[STORED RECORDS start]

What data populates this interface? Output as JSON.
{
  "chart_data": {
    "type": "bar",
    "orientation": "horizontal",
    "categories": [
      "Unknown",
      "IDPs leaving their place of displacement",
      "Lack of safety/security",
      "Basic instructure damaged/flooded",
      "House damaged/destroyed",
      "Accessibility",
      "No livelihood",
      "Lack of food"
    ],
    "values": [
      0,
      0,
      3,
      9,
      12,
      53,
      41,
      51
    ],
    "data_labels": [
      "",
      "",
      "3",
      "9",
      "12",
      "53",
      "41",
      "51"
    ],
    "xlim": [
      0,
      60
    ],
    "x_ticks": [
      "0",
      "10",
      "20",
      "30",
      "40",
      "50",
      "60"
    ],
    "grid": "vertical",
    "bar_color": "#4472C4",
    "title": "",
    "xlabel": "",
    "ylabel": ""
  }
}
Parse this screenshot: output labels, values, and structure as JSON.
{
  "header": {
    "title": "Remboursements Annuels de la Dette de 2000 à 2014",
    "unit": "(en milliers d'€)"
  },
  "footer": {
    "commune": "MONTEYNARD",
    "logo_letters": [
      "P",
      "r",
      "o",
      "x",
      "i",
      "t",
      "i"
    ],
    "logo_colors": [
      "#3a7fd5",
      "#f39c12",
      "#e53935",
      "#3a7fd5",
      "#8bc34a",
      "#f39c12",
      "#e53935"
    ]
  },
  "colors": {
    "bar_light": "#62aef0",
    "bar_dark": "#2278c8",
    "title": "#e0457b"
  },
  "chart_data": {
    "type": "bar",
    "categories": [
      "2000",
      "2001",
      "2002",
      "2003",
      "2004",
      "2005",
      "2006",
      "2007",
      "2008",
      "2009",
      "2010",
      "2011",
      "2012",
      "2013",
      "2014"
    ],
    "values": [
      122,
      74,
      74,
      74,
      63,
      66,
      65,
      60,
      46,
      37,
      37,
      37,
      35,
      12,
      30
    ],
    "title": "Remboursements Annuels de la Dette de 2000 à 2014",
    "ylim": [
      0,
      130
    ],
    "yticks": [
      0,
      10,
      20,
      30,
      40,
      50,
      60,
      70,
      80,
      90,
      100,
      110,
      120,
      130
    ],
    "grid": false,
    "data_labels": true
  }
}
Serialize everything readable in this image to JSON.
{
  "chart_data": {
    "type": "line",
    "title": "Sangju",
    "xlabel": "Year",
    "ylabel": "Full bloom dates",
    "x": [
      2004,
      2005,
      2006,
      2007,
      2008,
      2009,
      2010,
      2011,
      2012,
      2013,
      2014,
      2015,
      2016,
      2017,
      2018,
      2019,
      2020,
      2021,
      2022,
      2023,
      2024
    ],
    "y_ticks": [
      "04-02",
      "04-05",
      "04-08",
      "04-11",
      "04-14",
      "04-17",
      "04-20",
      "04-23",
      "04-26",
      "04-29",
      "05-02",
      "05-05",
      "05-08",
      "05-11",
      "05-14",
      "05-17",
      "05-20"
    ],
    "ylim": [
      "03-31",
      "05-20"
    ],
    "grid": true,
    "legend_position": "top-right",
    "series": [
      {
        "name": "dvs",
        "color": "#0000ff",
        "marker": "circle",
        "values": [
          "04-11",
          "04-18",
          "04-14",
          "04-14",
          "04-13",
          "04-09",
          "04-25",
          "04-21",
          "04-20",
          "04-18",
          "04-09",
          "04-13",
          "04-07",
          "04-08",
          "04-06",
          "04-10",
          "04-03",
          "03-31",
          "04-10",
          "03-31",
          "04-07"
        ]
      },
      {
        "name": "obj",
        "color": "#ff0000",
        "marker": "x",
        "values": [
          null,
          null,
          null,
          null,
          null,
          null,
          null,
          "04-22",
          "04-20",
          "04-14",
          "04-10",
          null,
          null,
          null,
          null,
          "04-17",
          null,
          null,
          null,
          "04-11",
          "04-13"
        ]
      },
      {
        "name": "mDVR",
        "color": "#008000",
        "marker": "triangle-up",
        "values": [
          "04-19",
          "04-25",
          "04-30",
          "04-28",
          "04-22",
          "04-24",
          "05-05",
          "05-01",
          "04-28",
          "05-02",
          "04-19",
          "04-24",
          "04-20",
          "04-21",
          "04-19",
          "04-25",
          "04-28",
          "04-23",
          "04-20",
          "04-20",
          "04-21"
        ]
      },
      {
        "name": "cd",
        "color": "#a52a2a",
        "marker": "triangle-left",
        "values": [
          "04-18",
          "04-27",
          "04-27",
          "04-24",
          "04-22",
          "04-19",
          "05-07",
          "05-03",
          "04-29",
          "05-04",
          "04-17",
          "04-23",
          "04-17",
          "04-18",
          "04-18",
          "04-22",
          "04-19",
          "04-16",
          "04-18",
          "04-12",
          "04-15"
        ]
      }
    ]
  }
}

[STORED RECORDS end]

SHORT TASK: Return a copy of every line that includes the word "triangle".

SOLUTION FOR THIS PROBLEM:
        "marker": "triangle-up",
        "marker": "triangle-left",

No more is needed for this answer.